> **DATA IN THIS EXERCISE**:
** begin **
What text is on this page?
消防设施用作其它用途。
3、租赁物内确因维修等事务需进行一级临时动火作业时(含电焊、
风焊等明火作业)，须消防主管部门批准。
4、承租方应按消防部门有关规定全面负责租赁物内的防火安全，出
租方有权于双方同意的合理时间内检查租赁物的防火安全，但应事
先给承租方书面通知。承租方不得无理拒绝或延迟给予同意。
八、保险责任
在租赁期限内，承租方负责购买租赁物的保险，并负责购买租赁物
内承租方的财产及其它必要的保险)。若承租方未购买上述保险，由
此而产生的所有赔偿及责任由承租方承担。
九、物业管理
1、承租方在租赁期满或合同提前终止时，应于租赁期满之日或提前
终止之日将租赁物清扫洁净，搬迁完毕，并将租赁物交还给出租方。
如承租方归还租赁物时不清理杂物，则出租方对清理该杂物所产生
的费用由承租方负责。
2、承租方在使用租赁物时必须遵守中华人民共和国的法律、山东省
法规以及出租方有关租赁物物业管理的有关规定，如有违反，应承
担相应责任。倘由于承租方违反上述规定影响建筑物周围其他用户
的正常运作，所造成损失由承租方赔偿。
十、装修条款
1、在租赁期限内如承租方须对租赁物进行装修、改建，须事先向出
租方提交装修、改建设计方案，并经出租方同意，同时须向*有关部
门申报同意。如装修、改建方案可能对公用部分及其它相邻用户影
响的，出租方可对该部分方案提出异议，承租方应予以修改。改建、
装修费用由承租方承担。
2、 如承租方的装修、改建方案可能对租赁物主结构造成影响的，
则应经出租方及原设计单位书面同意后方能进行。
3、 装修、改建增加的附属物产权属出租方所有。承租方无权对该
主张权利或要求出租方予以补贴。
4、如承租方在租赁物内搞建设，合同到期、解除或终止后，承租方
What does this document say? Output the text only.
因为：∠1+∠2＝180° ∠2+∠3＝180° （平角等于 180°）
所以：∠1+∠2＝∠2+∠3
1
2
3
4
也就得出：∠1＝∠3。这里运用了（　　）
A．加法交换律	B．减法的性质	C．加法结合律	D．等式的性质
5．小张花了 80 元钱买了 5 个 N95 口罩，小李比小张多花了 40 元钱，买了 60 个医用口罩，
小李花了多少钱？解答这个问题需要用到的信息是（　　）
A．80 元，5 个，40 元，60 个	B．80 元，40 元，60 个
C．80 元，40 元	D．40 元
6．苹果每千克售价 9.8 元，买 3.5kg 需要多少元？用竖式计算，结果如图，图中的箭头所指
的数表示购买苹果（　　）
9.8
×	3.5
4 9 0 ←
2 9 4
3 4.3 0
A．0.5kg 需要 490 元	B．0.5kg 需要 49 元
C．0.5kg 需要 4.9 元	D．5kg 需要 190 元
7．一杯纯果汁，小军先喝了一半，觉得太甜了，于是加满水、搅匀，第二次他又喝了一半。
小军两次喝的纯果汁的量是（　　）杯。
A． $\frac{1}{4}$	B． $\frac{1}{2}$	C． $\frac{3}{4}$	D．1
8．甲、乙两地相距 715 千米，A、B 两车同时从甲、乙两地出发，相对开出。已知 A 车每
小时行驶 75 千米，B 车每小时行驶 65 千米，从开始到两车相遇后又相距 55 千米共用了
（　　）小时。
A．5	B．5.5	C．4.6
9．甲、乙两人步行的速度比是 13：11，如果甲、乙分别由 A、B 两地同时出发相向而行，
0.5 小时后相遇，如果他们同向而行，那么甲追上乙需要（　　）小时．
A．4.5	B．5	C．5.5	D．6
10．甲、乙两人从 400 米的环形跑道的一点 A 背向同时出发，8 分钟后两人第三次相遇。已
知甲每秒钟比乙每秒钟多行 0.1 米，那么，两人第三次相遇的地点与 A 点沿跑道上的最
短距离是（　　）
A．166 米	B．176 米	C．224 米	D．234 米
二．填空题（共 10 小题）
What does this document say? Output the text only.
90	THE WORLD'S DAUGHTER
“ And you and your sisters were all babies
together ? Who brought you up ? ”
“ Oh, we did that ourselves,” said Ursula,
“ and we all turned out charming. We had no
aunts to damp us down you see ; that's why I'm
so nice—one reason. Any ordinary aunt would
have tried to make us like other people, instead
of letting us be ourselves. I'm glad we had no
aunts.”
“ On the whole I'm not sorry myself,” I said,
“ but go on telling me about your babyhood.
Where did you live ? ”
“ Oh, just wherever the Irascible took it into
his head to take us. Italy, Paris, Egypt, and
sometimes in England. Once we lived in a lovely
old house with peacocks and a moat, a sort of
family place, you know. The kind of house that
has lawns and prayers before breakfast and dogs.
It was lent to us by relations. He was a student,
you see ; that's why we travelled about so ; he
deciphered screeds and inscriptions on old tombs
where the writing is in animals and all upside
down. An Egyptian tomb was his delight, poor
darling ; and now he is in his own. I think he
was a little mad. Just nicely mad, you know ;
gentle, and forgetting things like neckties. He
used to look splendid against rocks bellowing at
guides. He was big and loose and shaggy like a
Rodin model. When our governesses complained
** end **
Produce an exact copy of all the records.

What text is on this page?
消防设施用作其它用途。
3、租赁物内确因维修等事务需进行一级临时动火作业时(含电焊、
风焊等明火作业)，须消防主管部门批准。
4、承租方应按消防部门有关规定全面负责租赁物内的防火安全，出
租方有权于双方同意的合理时间内检查租赁物的防火安全，但应事
先给承租方书面通知。承租方不得无理拒绝或延迟给予同意。
八、保险责任
在租赁期限内，承租方负责购买租赁物的保险，并负责购买租赁物
内承租方的财产及其它必要的保险)。若承租方未购买上述保险，由
此而产生的所有赔偿及责任由承租方承担。
九、物业管理
1、承租方在租赁期满或合同提前终止时，应于租赁期满之日或提前
终止之日将租赁物清扫洁净，搬迁完毕，并将租赁物交还给出租方。
如承租方归还租赁物时不清理杂物，则出租方对清理该杂物所产生
的费用由承租方负责。
2、承租方在使用租赁物时必须遵守中华人民共和国的法律、山东省
法规以及出租方有关租赁物物业管理的有关规定，如有违反，应承
担相应责任。倘由于承租方违反上述规定影响建筑物周围其他用户
的正常运作，所造成损失由承租方赔偿。
十、装修条款
1、在租赁期限内如承租方须对租赁物进行装修、改建，须事先向出
租方提交装修、改建设计方案，并经出租方同意，同时须向*有关部
门申报同意。如装修、改建方案可能对公用部分及其它相邻用户影
响的，出租方可对该部分方案提出异议，承租方应予以修改。改建、
装修费用由承租方承担。
2、 如承租方的装修、改建方案可能对租赁物主结构造成影响的，
则应经出租方及原设计单位书面同意后方能进行。
3、 装修、改建增加的附属物产权属出租方所有。承租方无权对该
主张权利或要求出租方予以补贴。
4、如承租方在租赁物内搞建设，合同到期、解除或终止后，承租方
What does this document say? Output the text only.
因为：∠1+∠2＝180° ∠2+∠3＝180° （平角等于 180°）
所以：∠1+∠2＝∠2+∠3
1
2
3
4
也就得出：∠1＝∠3。这里运用了（　　）
A．加法交换律	B．减法的性质	C．加法结合律	D．等式的性质
5．小张花了 80 元钱买了 5 个 N95 口罩，小李比小张多花了 40 元钱，买了 60 个医用口罩，
小李花了多少钱？解答这个问题需要用到的信息是（　　）
A．80 元，5 个，40 元，60 个	B．80 元，40 元，60 个
C．80 元，40 元	D．40 元
6．苹果每千克售价 9.8 元，买 3.5kg 需要多少元？用竖式计算，结果如图，图中的箭头所指
的数表示购买苹果（　　）
9.8
×	3.5
4 9 0 ←
2 9 4
3 4.3 0
A．0.5kg 需要 490 元	B．0.5kg 需要 49 元
C．0.5kg 需要 4.9 元	D．5kg 需要 190 元
7．一杯纯果汁，小军先喝了一半，觉得太甜了，于是加满水、搅匀，第二次他又喝了一半。
小军两次喝的纯果汁的量是（　　）杯。
A． $\frac{1}{4}$	B． $\frac{1}{2}$	C． $\frac{3}{4}$	D．1
8．甲、乙两地相距 715 千米，A、B 两车同时从甲、乙两地出发，相对开出。已知 A 车每
小时行驶 75 千米，B 车每小时行驶 65 千米，从开始到两车相遇后又相距 55 千米共用了
（　　）小时。
A．5	B．5.5	C．4.6
9．甲、乙两人步行的速度比是 13：11，如果甲、乙分别由 A、B 两地同时出发相向而行，
0.5 小时后相遇，如果他们同向而行，那么甲追上乙需要（　　）小时．
A．4.5	B．5	C．5.5	D．6
10．甲、乙两人从 400 米的环形跑道的一点 A 背向同时出发，8 分钟后两人第三次相遇。已
知甲每秒钟比乙每秒钟多行 0.1 米，那么，两人第三次相遇的地点与 A 点沿跑道上的最
短距离是（　　）
A．166 米	B．176 米	C．224 米	D．234 米
二．填空题（共 10 小题）
What does this document say? Output the text only.
90	THE WORLD'S DAUGHTER
“ And you and your sisters were all babies
together ? Who brought you up ? ”
“ Oh, we did that ourselves,” said Ursula,
“ and we all turned out charming. We had no
aunts to damp us down you see ; that's why I'm
so nice—one reason. Any ordinary aunt would
have tried to make us like other people, instead
of letting us be ourselves. I'm glad we had no
aunts.”
“ On the whole I'm not sorry myself,” I said,
“ but go on telling me about your babyhood.
Where did you live ? ”
“ Oh, just wherever the Irascible took it into
his head to take us. Italy, Paris, Egypt, and
sometimes in England. Once we lived in a lovely
old house with peacocks and a moat, a sort of
family place, you know. The kind of house that
has lawns and prayers before breakfast and dogs.
It was lent to us by relations. He was a student,
you see ; that's why we travelled about so ; he
deciphered screeds and inscriptions on old tombs
where the writing is in animals and all upside
down. An Egyptian tomb was his delight, poor
darling ; and now he is in his own. I think he
was a little mad. Just nicely mad, you know ;
gentle, and forgetting things like neckties. He
used to look splendid against rocks bellowing at
guides. He was big and loose and shaggy like a
Rodin model. When our governesses complained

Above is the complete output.